(begin)
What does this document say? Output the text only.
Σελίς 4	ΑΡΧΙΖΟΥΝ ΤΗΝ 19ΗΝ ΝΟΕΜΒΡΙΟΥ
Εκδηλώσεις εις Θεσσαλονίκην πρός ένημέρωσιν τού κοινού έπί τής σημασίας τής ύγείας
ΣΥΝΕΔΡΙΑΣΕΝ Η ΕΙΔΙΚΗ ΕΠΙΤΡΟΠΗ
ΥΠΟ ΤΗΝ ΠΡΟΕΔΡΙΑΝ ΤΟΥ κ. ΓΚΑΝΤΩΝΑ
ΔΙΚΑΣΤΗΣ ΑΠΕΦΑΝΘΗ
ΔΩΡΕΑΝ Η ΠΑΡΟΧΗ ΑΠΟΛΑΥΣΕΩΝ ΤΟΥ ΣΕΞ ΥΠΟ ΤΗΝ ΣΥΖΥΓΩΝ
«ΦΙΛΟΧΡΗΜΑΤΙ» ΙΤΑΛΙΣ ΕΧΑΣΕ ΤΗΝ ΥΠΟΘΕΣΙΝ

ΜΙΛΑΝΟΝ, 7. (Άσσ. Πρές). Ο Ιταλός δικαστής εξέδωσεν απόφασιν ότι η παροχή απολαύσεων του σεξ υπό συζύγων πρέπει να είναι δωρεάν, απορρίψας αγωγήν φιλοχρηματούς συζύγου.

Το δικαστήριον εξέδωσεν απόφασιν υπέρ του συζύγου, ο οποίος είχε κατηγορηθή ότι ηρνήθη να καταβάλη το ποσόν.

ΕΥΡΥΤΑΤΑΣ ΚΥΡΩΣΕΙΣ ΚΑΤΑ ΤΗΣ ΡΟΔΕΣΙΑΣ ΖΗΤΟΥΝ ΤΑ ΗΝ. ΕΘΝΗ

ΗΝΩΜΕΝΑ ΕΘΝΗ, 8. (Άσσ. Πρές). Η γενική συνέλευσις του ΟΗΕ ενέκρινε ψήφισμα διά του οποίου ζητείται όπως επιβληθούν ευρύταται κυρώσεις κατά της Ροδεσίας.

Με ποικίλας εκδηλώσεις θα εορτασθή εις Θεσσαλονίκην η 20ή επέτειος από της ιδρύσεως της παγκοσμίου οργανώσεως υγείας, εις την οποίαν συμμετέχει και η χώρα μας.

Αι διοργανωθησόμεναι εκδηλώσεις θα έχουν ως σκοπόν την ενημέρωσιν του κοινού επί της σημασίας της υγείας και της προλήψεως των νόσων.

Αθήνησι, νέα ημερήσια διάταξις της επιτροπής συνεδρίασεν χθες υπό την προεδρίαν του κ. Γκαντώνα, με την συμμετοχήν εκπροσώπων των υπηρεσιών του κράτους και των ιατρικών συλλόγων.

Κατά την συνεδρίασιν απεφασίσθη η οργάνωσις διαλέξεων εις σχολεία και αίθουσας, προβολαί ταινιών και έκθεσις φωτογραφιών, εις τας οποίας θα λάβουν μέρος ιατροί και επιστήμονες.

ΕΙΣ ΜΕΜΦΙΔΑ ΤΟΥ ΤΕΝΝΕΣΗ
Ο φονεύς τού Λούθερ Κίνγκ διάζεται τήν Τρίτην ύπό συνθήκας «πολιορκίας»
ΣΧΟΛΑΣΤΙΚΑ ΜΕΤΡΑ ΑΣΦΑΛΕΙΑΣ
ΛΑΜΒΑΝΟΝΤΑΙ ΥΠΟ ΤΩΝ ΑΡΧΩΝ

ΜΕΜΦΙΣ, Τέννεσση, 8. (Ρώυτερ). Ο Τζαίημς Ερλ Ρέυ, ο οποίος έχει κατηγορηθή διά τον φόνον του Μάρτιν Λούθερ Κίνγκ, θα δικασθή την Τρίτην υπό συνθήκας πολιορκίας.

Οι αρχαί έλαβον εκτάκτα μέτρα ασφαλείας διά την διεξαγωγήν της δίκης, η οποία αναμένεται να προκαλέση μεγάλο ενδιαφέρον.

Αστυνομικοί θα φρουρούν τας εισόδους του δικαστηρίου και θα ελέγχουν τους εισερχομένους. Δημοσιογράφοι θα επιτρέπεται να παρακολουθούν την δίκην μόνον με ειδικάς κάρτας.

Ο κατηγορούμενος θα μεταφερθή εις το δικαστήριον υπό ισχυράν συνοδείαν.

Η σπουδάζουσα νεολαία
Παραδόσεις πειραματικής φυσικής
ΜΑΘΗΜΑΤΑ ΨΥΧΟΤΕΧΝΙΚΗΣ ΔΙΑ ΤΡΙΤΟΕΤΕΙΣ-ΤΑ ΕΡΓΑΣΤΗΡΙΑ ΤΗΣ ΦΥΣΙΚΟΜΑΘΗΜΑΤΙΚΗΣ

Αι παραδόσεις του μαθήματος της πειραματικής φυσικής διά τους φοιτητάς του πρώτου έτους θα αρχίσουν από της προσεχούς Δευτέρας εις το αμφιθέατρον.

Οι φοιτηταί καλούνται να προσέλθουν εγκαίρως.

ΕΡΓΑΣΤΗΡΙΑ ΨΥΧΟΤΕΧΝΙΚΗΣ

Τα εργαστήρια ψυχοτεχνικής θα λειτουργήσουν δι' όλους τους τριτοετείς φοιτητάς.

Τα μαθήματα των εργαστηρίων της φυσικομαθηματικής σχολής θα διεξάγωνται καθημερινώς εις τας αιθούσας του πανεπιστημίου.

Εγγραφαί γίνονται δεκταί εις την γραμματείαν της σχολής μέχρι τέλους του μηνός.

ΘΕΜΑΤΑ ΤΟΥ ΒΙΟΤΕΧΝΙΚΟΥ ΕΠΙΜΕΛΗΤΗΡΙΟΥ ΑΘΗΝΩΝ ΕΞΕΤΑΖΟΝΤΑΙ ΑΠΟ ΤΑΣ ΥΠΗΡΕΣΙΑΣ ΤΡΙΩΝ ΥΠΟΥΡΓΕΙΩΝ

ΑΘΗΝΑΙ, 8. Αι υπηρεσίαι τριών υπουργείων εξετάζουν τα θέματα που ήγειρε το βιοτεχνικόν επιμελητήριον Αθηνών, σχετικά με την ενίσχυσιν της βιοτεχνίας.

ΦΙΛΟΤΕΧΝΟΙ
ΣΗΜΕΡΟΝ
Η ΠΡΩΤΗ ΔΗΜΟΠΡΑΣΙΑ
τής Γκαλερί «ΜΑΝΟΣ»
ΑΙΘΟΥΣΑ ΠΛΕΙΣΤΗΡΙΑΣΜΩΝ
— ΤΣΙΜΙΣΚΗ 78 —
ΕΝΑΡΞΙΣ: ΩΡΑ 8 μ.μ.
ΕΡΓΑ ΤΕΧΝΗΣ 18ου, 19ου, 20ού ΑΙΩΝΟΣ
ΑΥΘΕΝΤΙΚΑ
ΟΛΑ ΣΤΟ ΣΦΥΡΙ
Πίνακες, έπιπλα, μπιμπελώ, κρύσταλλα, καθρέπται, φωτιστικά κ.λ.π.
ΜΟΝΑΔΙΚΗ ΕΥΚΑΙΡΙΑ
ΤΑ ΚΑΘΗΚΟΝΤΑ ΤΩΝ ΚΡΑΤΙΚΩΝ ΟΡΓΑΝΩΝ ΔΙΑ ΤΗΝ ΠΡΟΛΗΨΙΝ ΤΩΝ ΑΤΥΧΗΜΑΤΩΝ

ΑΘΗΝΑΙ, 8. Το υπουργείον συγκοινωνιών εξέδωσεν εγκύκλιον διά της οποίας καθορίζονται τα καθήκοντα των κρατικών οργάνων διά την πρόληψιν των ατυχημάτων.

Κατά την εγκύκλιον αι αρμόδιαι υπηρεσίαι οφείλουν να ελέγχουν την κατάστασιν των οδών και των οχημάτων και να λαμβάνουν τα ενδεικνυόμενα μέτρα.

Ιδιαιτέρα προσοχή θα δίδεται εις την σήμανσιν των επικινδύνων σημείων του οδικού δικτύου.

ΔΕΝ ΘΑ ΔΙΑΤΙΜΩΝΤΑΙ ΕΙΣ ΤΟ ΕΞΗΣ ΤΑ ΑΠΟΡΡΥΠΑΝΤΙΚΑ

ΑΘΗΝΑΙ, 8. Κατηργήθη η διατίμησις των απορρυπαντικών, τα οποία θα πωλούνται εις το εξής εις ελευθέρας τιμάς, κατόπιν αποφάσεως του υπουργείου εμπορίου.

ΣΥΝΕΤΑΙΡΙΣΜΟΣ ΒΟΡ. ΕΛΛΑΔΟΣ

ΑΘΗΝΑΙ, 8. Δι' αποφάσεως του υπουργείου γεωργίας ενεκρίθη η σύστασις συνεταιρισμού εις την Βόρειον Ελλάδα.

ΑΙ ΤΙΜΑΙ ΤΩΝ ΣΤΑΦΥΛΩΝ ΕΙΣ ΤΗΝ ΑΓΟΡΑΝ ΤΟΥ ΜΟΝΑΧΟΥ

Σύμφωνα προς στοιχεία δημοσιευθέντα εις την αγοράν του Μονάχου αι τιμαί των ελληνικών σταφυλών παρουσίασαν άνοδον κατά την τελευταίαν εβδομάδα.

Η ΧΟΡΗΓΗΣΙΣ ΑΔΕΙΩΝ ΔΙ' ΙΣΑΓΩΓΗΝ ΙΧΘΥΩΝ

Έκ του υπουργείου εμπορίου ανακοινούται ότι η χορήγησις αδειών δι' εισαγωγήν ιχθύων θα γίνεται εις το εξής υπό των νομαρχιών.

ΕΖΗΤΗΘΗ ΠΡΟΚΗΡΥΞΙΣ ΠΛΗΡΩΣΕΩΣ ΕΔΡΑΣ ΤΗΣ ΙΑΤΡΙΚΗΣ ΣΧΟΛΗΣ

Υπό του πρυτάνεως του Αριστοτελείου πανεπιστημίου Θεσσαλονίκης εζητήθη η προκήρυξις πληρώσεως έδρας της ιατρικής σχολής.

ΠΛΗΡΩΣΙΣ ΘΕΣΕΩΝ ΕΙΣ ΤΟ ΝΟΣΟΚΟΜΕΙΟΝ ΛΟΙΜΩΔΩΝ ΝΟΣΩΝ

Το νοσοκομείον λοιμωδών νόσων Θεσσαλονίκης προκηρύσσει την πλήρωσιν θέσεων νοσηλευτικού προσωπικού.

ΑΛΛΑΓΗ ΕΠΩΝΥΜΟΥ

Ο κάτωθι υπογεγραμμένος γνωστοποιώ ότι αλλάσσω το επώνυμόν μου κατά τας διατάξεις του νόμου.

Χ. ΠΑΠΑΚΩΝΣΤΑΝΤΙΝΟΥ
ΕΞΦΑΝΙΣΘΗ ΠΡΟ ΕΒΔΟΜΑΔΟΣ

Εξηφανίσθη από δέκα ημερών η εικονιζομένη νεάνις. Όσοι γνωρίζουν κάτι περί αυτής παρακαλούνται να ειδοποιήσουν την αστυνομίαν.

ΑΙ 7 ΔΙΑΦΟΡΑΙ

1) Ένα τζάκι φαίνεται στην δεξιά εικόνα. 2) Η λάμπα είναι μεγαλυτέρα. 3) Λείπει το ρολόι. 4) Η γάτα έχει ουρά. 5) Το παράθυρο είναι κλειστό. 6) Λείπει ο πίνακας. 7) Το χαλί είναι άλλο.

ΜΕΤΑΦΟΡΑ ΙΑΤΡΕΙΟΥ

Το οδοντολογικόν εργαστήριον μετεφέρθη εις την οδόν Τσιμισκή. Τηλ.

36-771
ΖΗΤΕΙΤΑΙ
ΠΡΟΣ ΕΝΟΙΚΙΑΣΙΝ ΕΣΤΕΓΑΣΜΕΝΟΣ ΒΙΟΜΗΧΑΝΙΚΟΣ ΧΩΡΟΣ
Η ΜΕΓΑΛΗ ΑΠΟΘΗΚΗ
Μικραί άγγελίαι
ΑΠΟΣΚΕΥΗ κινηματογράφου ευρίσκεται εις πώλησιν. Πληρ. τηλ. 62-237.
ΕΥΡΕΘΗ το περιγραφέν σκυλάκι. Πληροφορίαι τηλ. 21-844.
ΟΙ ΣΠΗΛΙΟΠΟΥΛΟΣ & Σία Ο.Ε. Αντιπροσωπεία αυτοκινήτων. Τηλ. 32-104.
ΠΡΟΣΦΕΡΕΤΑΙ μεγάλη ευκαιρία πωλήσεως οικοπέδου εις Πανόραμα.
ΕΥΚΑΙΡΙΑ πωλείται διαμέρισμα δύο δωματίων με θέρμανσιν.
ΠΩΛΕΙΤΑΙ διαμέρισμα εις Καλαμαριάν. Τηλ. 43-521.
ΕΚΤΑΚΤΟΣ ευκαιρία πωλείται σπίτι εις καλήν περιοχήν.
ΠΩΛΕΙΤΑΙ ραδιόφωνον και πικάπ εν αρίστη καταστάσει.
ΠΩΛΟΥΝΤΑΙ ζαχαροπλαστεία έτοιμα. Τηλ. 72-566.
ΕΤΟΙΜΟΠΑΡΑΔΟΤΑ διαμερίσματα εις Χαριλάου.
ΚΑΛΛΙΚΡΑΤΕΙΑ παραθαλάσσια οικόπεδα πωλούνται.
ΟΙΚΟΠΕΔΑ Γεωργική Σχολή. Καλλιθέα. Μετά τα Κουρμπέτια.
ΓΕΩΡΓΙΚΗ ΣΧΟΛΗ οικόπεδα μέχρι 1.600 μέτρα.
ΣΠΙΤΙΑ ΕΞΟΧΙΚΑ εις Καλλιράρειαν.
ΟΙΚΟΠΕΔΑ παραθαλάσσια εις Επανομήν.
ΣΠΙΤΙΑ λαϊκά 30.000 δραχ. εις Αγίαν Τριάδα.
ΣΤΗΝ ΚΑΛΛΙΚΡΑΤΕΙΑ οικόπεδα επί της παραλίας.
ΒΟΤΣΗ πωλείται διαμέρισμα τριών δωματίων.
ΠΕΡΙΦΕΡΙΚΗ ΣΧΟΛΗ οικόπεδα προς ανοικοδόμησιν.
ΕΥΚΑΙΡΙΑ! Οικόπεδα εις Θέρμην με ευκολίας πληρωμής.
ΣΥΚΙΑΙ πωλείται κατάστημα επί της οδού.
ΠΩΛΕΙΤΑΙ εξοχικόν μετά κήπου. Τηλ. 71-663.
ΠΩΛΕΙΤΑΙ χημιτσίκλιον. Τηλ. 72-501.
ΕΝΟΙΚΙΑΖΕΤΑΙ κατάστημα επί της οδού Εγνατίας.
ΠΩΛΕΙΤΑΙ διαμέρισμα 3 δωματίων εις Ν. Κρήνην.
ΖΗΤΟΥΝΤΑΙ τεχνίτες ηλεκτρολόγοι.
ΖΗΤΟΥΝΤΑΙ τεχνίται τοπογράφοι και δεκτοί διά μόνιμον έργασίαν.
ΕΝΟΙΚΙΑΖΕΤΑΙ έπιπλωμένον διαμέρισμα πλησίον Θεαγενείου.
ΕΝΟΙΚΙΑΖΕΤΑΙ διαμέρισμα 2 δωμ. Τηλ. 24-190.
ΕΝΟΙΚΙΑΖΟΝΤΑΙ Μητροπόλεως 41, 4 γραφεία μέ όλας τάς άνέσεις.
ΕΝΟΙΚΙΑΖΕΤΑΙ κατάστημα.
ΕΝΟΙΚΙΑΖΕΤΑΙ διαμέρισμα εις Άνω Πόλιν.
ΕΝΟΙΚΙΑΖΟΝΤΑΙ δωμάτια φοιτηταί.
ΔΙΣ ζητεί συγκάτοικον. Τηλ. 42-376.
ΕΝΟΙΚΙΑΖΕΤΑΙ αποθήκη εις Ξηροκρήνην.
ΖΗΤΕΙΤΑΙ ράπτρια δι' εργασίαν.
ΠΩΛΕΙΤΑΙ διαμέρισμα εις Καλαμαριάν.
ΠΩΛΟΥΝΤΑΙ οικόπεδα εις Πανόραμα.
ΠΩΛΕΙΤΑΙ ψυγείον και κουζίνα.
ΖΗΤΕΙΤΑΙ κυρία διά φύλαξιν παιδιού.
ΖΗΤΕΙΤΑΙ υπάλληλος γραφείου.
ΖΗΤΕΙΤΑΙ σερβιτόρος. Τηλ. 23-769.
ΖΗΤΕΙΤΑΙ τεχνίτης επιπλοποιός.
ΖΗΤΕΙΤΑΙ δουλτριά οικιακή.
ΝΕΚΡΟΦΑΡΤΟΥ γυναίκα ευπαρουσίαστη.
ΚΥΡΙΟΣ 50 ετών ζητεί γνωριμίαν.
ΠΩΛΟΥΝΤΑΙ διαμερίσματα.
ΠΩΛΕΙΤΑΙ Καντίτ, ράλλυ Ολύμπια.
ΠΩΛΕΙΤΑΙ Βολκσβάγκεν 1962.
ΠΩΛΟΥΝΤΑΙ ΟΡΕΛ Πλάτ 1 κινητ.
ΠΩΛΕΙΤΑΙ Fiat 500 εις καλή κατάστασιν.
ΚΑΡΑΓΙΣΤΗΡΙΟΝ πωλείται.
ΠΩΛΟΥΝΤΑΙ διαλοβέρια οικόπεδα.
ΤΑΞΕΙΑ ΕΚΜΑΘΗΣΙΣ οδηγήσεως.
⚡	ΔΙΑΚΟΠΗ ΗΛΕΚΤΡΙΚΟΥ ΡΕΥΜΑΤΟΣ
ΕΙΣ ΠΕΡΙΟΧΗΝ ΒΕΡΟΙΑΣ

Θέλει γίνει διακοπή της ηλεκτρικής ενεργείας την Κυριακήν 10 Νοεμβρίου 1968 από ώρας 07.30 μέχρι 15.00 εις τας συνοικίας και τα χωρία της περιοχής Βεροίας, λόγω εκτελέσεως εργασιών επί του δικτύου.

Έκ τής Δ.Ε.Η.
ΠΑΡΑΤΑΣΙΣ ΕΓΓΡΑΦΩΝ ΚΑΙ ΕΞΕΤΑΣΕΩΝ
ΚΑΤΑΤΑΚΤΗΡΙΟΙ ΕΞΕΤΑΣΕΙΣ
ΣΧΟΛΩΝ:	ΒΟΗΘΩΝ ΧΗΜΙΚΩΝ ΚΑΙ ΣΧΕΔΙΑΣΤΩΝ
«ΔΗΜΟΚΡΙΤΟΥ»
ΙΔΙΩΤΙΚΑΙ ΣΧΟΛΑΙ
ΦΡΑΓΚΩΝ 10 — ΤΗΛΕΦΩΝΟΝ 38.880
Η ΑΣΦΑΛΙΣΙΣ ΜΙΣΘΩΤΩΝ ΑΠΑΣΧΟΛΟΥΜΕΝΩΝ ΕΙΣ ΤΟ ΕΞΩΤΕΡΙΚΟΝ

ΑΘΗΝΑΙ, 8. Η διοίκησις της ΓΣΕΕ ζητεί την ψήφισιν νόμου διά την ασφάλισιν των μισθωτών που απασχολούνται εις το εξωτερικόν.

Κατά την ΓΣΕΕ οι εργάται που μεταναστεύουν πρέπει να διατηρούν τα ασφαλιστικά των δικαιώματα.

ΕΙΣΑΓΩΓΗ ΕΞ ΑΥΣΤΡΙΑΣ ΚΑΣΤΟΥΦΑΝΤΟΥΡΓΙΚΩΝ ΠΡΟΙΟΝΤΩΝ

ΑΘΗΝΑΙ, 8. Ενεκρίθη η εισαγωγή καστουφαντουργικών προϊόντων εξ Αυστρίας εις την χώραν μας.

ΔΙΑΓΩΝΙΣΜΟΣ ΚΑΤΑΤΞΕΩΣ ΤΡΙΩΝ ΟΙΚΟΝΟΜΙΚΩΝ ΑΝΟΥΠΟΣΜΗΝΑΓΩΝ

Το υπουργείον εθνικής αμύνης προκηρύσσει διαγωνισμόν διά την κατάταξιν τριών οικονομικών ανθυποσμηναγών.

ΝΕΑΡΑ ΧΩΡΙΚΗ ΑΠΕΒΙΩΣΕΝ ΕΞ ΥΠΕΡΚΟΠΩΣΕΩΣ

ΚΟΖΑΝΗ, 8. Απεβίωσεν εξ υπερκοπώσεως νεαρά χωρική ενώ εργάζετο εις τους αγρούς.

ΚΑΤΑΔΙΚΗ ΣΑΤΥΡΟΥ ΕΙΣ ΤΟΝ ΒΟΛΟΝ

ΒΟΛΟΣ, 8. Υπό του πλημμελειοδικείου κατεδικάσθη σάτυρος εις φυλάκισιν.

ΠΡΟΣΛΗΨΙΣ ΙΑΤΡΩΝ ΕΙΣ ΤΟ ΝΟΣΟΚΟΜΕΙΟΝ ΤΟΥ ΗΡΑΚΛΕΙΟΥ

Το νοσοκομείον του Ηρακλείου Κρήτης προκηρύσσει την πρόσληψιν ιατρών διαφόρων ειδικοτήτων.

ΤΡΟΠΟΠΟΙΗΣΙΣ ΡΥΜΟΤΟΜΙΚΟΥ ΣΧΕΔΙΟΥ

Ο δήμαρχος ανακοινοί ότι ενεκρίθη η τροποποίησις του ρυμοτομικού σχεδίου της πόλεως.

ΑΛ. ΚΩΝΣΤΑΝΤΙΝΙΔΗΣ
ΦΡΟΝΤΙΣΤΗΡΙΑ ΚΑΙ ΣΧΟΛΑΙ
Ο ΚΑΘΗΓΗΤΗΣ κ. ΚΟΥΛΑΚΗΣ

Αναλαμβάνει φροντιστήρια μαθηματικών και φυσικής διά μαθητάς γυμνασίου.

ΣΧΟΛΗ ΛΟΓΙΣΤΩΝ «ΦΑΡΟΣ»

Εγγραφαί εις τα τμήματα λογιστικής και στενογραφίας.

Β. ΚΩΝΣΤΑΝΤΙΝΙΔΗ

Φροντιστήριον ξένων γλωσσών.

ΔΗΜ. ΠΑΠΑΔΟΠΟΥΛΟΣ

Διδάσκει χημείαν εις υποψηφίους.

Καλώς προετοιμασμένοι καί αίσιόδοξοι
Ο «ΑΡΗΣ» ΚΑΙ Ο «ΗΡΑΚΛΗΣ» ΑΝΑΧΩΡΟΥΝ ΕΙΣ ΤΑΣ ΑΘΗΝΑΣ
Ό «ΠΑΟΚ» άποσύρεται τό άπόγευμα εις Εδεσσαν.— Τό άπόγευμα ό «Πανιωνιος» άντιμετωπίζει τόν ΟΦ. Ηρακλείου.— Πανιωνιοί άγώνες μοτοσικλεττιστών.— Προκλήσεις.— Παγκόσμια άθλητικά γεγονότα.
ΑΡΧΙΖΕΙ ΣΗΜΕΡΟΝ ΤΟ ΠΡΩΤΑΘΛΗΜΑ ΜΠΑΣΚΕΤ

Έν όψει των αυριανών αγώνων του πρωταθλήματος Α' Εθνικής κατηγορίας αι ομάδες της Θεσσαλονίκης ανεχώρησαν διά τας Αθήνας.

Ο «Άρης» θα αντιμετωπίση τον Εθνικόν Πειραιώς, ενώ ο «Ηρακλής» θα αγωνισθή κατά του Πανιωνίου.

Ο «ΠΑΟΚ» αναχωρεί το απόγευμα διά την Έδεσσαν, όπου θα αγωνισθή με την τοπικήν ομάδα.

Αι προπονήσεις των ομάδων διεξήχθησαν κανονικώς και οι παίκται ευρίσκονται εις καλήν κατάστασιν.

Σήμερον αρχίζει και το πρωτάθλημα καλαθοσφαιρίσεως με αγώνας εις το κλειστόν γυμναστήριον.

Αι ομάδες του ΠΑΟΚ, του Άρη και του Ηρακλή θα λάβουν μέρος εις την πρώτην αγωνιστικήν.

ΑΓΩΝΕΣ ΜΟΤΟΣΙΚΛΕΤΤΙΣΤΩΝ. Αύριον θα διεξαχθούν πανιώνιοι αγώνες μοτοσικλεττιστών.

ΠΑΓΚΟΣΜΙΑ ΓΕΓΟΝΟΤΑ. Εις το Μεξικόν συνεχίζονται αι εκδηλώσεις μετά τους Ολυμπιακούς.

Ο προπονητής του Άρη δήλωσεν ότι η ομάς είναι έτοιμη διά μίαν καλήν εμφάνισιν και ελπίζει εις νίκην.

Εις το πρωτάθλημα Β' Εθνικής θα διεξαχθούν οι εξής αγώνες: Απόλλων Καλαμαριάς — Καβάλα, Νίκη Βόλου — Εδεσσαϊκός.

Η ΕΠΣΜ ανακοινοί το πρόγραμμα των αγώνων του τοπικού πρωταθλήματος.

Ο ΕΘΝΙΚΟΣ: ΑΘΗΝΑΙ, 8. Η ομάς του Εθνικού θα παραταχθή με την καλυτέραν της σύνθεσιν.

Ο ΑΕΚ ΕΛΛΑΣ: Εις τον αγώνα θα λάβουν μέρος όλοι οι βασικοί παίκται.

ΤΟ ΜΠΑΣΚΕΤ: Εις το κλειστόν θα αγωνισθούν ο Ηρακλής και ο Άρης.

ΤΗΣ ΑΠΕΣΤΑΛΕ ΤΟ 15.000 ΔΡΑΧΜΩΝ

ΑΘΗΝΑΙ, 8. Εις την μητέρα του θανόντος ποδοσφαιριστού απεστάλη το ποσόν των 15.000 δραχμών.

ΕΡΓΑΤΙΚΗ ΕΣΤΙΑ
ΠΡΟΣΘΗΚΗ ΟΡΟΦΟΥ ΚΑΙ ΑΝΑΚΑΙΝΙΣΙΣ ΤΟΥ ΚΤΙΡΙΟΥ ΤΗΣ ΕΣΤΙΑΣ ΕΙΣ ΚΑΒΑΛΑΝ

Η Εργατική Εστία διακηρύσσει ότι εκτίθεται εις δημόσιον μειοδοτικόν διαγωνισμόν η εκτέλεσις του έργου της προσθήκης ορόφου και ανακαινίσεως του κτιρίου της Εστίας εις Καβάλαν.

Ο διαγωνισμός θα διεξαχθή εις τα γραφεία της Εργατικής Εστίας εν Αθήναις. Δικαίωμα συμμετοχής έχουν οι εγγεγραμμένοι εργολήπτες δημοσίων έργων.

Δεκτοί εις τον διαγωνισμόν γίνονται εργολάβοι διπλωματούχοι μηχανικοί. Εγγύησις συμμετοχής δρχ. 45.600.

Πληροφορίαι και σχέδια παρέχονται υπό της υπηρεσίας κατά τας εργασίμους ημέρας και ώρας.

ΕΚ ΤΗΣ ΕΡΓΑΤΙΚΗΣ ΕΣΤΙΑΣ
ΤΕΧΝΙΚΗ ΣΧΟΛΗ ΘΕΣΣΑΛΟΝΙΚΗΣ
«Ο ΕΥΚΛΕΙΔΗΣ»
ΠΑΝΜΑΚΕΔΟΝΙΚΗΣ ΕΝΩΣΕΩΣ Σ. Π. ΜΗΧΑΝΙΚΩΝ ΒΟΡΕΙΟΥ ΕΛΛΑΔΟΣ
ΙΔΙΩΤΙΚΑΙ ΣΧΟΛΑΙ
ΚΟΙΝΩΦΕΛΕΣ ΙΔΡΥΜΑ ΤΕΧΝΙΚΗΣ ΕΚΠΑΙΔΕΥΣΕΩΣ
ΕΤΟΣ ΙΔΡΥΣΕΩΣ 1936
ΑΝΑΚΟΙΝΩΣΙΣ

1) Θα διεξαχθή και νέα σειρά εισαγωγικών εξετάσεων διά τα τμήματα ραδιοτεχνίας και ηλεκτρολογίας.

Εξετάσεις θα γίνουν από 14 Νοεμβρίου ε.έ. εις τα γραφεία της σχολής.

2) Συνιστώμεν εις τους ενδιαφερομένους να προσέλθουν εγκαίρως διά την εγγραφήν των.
(end)
Using the records above, list each line that includes "νόσων".

Αι διοργανωθησόμεναι εκδηλώσεις θα έχουν ως σκοπόν την ενημέρωσιν του κοινού επί της σημασίας της υγείας και της προλήψεως των νόσων.
Το νοσοκομείον λοιμωδών νόσων Θεσσαλονίκης προκηρύσσει την πλήρωσιν θέσεων νοσηλευτικού προσωπικού.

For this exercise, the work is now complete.